> _INSTRUCTION_
What is the count of lines that hold the word "Porţii"? Give only the number.
+++ INFORMATION PROVIDED +++
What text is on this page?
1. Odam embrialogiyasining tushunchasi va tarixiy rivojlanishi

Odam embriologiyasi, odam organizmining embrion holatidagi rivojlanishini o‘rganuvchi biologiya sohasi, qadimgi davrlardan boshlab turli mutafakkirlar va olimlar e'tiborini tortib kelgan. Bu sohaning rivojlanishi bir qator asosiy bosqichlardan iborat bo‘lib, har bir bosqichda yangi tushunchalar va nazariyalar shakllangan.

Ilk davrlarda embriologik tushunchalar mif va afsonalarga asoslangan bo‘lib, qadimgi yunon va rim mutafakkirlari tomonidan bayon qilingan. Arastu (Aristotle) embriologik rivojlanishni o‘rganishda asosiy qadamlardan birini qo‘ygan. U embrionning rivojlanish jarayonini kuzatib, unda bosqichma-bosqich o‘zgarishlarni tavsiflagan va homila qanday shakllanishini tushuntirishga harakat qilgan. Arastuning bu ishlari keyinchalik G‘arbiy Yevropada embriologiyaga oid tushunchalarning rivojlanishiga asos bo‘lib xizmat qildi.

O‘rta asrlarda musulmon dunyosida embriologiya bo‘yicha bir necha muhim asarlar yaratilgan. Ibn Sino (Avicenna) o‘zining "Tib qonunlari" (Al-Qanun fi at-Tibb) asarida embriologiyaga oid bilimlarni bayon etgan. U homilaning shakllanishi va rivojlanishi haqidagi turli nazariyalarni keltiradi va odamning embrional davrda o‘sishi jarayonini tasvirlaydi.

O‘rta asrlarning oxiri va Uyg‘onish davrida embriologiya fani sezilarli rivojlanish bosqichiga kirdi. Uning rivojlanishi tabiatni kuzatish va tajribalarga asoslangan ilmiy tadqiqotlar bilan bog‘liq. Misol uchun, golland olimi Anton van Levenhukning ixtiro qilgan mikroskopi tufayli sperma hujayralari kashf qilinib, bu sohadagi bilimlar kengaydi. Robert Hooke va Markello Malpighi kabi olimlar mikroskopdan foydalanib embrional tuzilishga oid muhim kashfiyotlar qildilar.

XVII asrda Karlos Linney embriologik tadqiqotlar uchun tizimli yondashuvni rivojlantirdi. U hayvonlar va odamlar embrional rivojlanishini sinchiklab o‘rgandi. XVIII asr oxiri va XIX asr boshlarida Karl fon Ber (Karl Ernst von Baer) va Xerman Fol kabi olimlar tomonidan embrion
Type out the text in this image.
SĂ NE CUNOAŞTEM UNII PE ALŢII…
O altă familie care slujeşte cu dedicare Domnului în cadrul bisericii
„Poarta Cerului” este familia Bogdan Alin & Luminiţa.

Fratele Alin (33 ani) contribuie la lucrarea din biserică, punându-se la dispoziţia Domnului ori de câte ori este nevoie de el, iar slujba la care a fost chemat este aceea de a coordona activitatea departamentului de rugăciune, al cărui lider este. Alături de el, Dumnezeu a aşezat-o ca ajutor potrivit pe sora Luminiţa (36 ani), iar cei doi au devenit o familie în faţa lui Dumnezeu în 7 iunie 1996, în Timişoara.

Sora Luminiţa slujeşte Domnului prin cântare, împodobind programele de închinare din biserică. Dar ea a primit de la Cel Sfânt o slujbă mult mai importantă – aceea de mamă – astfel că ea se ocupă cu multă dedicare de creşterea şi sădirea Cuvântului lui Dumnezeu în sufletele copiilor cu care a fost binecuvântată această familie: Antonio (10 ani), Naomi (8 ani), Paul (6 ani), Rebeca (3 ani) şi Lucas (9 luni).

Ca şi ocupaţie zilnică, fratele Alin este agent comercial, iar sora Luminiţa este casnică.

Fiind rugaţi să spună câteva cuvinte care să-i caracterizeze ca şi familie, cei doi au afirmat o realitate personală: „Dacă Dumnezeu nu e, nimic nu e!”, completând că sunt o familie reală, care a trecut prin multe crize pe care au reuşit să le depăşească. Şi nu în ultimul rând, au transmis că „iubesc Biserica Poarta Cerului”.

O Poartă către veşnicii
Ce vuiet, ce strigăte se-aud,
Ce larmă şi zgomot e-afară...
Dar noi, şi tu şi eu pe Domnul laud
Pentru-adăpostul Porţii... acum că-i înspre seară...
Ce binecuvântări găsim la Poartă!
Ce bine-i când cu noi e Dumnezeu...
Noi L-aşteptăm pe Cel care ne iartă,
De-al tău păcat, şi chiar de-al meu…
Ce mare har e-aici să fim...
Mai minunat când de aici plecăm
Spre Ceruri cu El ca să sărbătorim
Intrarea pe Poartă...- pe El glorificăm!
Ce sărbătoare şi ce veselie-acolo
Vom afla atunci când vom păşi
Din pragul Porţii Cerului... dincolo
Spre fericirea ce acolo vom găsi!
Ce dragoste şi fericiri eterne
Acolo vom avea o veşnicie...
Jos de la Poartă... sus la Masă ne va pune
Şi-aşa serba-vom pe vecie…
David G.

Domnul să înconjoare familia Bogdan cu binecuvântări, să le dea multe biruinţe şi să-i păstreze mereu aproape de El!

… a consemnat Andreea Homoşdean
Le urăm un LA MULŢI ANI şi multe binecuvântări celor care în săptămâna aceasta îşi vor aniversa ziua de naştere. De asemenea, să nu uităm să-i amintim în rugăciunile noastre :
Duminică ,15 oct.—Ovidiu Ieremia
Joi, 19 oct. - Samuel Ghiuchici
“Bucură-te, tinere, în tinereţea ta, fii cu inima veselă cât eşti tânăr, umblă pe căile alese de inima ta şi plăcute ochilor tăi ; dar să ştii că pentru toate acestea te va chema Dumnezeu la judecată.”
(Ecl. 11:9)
+++
> _SOLUTION FOR THIS PROBLEM_
2